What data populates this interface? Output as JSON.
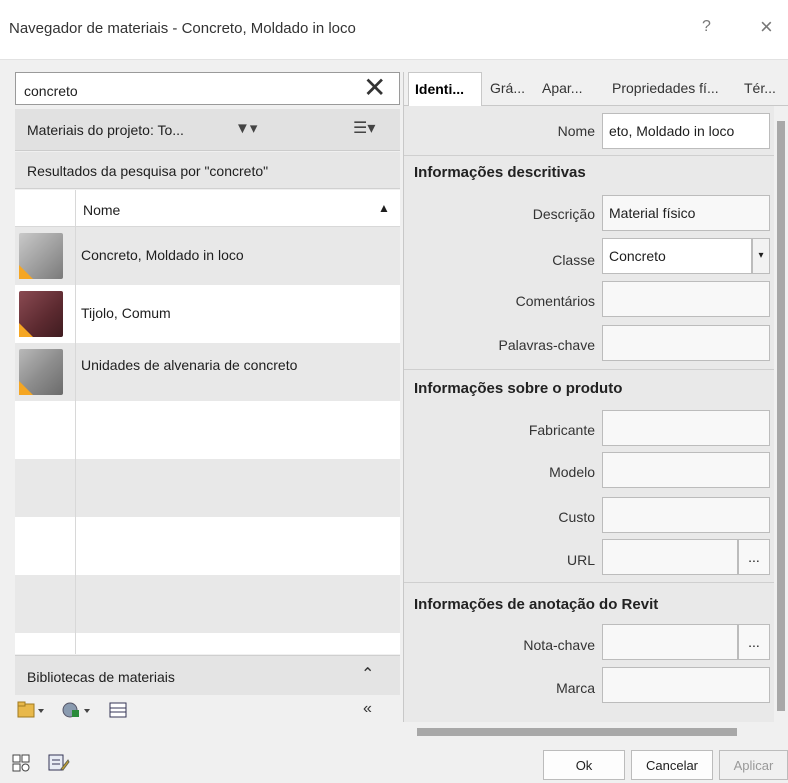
{
  "window": {
    "title": "Navegador de materiais - Concreto, Moldado in loco",
    "help": "?",
    "close": "×"
  },
  "left": {
    "search_value": "concreto",
    "clear_icon": "✕",
    "project_label": "Materiais do projeto: To...",
    "filter_icon": "▼▾",
    "view_icon": "☰▾",
    "results_label": "Resultados da pesquisa por \"concreto\"",
    "column_name": "Nome",
    "sort_icon": "▲",
    "rows": [
      {
        "name": "Concreto, Moldado in loco",
        "thumb": "concrete"
      },
      {
        "name": "Tijolo, Comum",
        "thumb": "brick"
      },
      {
        "name": "Unidades de alvenaria de concreto",
        "thumb": "block"
      }
    ],
    "library_label": "Bibliotecas de materiais",
    "library_chevron": "⌃",
    "collapse_icon": "«"
  },
  "right": {
    "tabs": [
      "Identi...",
      "Grá...",
      "Apar...",
      "Propriedades fí...",
      "Tér..."
    ],
    "name_label": "Nome",
    "name_value": "eto, Moldado in loco",
    "sec_desc": "Informações descritivas",
    "descricao_label": "Descrição",
    "descricao_value": "Material físico",
    "classe_label": "Classe",
    "classe_value": "Concreto",
    "comentarios_label": "Comentários",
    "palavras_label": "Palavras-chave",
    "sec_prod": "Informações sobre o produto",
    "fabricante_label": "Fabricante",
    "modelo_label": "Modelo",
    "custo_label": "Custo",
    "url_label": "URL",
    "ellipsis": "...",
    "sec_revit": "Informações de anotação do Revit",
    "nota_label": "Nota-chave",
    "marca_label": "Marca"
  },
  "footer": {
    "ok": "Ok",
    "cancel": "Cancelar",
    "apply": "Aplicar"
  }
}
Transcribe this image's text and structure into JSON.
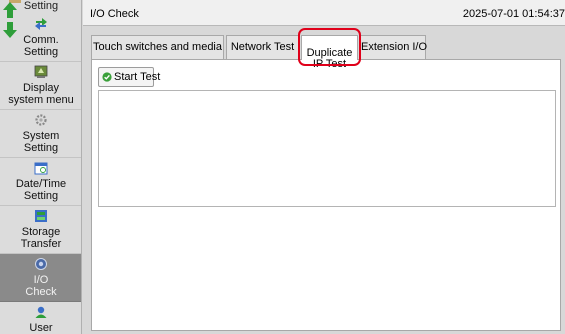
{
  "sidebar": {
    "items": [
      {
        "label": "Setting",
        "icon": "setting-icon"
      },
      {
        "label": "Comm.\nSetting",
        "icon": "comm-arrows-icon"
      },
      {
        "label": "Display\nsystem menu",
        "icon": "display-menu-icon"
      },
      {
        "label": "System\nSetting",
        "icon": "gear-icon"
      },
      {
        "label": "Date/Time\nSetting",
        "icon": "calendar-icon"
      },
      {
        "label": "Storage\nTransfer",
        "icon": "storage-transfer-icon"
      },
      {
        "label": "I/O\nCheck",
        "icon": "io-check-icon",
        "active": true
      },
      {
        "label": "User\nSettings",
        "icon": "user-icon"
      }
    ]
  },
  "header": {
    "title": "I/O Check",
    "datetime": "2025-07-01 01:54:37"
  },
  "tabs": [
    {
      "label": "Touch switches and media"
    },
    {
      "label": "Network Test"
    },
    {
      "label": "Duplicate\nIP Test",
      "active": true
    },
    {
      "label": "Extension I/O"
    }
  ],
  "main": {
    "start_button_label": "Start Test"
  },
  "colors": {
    "highlight": "#e0001a",
    "active_sidebar": "#8a8a8a",
    "button_check": "#3aa03a"
  }
}
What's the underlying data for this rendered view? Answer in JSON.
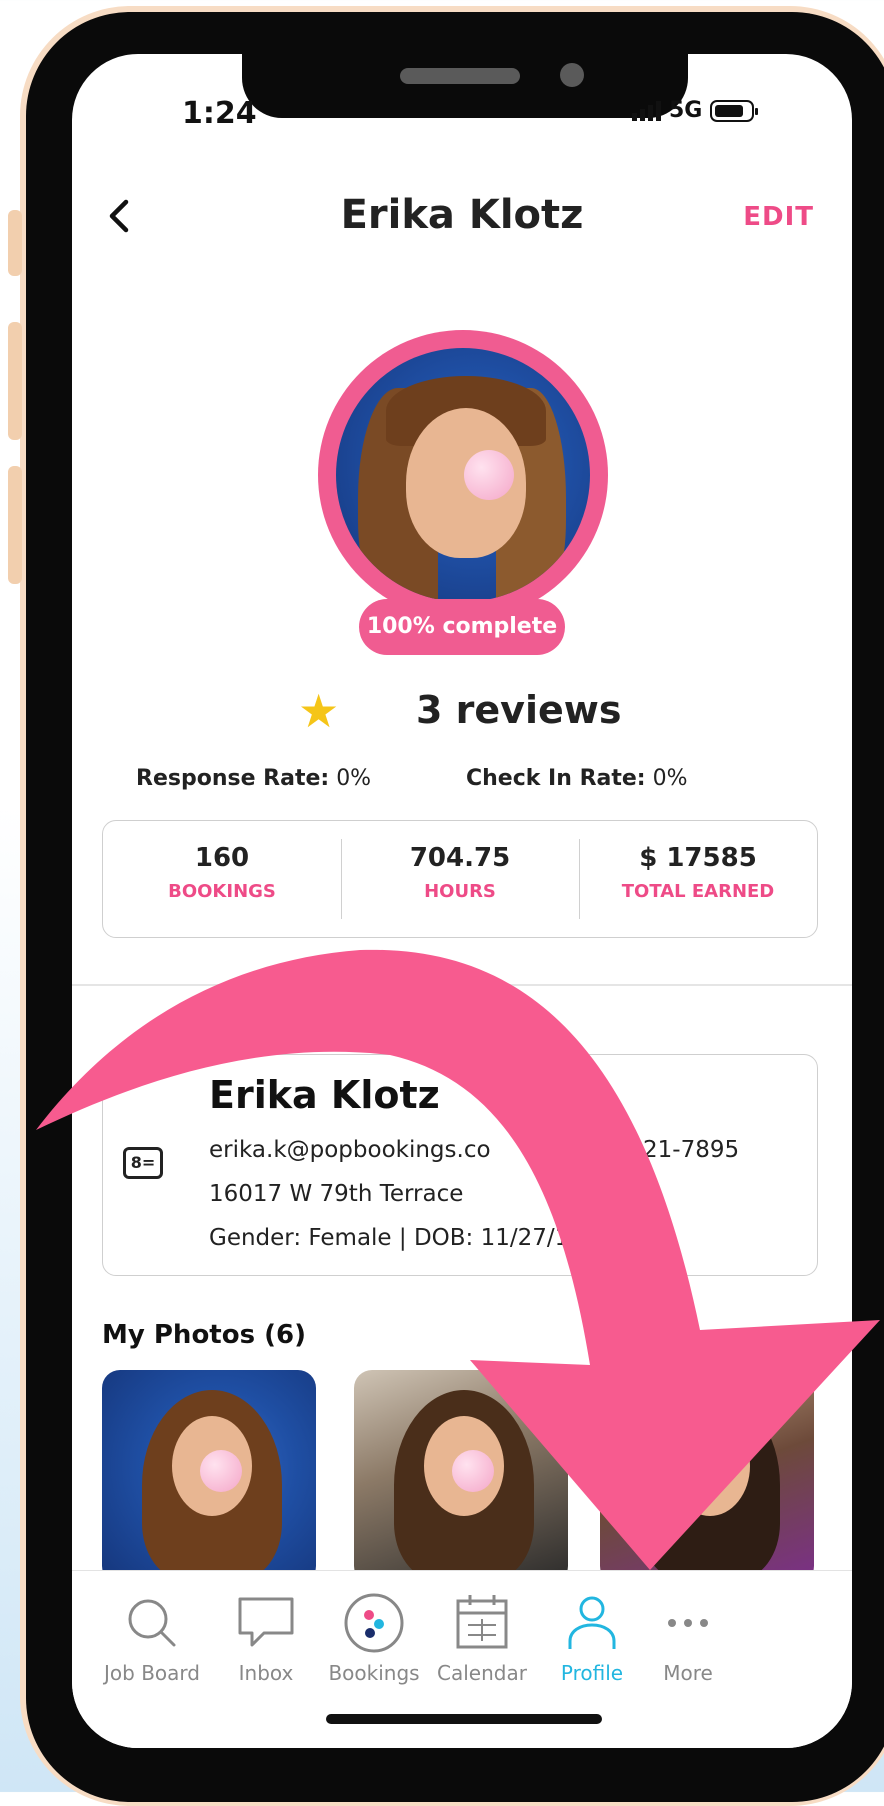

+--

▶ _Exercise directions_
Find all lines where the word "What" appears. Copy them.

▶ _Written answer_
What data populates this interface? Output as JSON.
What's the underlying data for this rendered view? Answer in JSON.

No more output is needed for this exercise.